- _EXCERPTED PASSAGE_
|---|

S.2.34.2 US — Countervailing Duty Investigation on DRAMS, paras. 163–164
(WT/DS296/AB/R)
 

… We note, first, that the Panel itself did not seek to justify its treatment of the United States’ evidence on the basis of Article 22.5. Moreover, Korea does not allege that the facts for which the evidence at issue here was introduced were not set out in the USDOC’s final determination. Nor does Korea allege that those facts set out in the final determination were asserted without citation of any supporting evidence. Indeed, Korea could not so allege because the USDOC’s final determination did set out those facts and did seek to support those facts by referring to record evidence, even if not the precise evidence the Panel refused to consider. Thus, insofar as it relates to the evidence at issue here, the USDOC’s final determination provided Korea with notice of the factual bases of the finding of entrustment or direction, as well as notice of certain record evidence underlying each of those facts.
 

In these circumstances, we are of the view that Article 22.5 does not require the agency to cite or discuss every piece of supporting record evidence for each fact in the final determination. …
 

S.2.34.3 US — Anti-Dumping and Countervailing Duties (China), para. 354
(WT/DS379/AB/R)

|---|

- _EXCERPTED RECORDS_
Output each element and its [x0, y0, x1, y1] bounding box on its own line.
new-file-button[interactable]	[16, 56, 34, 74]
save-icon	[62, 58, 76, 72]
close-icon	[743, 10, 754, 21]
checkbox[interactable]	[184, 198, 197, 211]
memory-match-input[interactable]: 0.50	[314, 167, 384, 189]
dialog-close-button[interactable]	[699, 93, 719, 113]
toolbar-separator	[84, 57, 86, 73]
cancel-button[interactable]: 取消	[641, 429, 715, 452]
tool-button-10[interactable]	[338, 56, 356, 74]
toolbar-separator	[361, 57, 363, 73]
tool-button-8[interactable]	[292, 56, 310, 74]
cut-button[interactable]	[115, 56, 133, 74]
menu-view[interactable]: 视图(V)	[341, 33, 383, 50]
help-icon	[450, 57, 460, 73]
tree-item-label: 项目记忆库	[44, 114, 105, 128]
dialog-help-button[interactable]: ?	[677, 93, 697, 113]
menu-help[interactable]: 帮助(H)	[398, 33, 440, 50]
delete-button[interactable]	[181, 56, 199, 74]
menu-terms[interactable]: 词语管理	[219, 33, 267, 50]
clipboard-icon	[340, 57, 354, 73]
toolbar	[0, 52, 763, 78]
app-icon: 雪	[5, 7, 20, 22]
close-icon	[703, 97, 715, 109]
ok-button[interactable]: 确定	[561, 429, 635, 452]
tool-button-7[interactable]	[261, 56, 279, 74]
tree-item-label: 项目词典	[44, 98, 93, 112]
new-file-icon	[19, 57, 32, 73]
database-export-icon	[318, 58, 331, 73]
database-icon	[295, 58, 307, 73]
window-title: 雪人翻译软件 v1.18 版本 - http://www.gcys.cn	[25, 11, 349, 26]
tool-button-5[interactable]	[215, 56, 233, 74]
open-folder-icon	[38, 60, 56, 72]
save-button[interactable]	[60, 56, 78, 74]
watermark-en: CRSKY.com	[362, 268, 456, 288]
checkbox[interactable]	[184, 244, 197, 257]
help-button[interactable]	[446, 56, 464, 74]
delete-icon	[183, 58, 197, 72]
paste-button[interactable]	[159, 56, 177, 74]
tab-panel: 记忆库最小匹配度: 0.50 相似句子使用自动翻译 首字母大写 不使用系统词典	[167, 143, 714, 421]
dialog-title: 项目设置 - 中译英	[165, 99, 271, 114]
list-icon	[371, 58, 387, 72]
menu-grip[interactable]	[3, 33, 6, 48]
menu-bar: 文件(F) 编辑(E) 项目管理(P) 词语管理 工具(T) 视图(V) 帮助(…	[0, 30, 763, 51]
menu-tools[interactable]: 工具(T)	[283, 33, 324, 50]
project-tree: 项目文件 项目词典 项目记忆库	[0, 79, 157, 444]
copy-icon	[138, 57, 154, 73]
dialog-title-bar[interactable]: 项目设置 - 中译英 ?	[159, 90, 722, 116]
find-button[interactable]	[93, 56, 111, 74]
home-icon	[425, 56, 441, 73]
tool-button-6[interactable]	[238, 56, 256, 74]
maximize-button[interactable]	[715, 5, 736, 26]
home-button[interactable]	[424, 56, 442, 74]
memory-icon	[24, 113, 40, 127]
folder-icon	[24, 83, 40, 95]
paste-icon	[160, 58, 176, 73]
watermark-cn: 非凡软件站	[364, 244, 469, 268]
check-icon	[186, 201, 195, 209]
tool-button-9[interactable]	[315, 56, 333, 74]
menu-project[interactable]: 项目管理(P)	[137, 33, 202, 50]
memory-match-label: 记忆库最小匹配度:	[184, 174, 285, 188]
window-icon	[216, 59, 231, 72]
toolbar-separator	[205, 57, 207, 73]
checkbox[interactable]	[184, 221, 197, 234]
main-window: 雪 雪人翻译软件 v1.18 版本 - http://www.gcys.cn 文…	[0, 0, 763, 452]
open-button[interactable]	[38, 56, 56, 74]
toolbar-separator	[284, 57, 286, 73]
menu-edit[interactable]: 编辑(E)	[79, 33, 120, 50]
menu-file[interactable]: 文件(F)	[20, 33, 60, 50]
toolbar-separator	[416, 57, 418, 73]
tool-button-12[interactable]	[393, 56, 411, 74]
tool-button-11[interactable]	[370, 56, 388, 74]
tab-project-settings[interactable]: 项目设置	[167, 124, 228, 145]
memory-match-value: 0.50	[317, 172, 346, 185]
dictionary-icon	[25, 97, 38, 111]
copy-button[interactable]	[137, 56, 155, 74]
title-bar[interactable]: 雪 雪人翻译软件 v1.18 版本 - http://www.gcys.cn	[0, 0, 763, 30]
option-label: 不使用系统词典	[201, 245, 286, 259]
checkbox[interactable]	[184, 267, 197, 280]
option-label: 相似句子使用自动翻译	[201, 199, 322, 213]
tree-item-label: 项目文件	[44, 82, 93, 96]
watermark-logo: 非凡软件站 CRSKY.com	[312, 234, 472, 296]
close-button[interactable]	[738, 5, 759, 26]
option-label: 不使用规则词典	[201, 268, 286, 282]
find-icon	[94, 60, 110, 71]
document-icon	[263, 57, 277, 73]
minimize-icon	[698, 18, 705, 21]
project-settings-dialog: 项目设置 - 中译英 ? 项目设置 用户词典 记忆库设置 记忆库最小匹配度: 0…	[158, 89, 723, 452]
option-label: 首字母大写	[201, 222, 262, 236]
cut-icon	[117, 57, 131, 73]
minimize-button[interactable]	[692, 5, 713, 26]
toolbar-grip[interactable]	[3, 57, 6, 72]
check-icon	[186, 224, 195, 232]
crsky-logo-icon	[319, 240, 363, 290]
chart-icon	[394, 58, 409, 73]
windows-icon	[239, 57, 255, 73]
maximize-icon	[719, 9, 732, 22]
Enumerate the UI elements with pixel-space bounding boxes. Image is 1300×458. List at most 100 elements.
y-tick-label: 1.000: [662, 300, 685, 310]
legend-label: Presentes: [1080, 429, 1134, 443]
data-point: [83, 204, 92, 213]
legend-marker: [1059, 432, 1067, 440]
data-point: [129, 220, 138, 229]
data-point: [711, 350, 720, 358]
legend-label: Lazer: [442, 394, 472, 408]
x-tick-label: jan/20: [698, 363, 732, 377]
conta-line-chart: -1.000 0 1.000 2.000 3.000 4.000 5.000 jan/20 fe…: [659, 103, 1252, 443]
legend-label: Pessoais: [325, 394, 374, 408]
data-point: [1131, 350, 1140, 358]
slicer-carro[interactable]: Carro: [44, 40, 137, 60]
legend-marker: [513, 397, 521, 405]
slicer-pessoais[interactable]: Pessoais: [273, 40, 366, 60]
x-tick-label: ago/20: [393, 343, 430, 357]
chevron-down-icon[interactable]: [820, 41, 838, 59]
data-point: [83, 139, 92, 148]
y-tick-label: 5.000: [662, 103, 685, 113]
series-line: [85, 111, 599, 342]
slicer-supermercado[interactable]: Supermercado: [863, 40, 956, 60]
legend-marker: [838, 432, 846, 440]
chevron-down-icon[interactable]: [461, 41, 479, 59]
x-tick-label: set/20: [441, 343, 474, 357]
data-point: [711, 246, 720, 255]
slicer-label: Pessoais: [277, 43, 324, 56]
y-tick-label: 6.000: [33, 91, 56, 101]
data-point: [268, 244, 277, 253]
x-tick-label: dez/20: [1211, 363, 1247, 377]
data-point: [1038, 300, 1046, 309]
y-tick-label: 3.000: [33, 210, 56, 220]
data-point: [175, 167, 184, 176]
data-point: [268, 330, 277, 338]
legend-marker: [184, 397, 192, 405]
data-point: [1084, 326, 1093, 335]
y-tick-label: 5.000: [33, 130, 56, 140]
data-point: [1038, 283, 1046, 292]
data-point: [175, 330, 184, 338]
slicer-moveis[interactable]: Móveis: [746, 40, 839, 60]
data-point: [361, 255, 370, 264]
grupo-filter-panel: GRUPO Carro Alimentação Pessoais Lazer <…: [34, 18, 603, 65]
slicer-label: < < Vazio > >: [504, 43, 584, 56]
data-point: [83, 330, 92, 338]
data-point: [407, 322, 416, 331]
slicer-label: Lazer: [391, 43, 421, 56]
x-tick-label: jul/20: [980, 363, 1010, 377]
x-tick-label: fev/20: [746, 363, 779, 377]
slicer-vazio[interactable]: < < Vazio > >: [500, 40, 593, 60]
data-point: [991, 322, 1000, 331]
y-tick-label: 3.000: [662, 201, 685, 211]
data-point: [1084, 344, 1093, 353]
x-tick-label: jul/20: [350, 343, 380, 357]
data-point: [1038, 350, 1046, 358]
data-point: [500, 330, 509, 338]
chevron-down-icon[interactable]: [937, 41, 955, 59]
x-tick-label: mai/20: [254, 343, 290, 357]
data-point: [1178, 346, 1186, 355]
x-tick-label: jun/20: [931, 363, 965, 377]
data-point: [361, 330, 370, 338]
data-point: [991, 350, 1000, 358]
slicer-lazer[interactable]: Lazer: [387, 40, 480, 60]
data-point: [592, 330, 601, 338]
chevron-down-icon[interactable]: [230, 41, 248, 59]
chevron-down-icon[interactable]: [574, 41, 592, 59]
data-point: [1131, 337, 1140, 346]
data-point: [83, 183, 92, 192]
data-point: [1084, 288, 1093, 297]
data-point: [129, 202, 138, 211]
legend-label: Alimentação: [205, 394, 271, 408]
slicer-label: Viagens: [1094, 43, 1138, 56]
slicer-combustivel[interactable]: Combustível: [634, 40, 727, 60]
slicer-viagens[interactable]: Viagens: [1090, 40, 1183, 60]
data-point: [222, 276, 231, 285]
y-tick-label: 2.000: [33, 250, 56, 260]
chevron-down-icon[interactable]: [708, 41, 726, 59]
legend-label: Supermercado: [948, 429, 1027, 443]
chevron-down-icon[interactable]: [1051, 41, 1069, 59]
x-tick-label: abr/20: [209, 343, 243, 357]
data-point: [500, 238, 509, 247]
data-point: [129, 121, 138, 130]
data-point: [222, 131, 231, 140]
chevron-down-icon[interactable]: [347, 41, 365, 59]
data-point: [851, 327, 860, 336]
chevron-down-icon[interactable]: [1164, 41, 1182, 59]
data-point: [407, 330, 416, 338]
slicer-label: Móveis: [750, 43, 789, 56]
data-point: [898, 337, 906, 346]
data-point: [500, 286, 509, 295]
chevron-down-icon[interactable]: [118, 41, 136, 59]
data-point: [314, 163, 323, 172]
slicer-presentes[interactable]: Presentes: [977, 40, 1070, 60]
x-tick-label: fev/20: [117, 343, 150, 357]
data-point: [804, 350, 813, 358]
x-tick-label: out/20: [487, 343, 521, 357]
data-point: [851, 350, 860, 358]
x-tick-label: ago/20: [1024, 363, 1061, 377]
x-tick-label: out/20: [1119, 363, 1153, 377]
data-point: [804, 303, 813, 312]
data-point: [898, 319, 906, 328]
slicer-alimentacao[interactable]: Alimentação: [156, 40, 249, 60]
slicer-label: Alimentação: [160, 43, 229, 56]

|---|

- _TASK DETAILS_
Repeat word for word the part of the countervailing duty excerpt starting with "In these circumstances, we" and going on through "(WT/DS379/AB/R)".

- _FINISHED TASK_
In these circumstances, we are of the view that Article 22.5 does not require the agency to cite or discuss every piece of supporting record evidence for each fact in the final determination. …
 

S.2.34.3 US — Anti-Dumping and Countervailing Duties (China), para. 354
(WT/DS379/AB/R)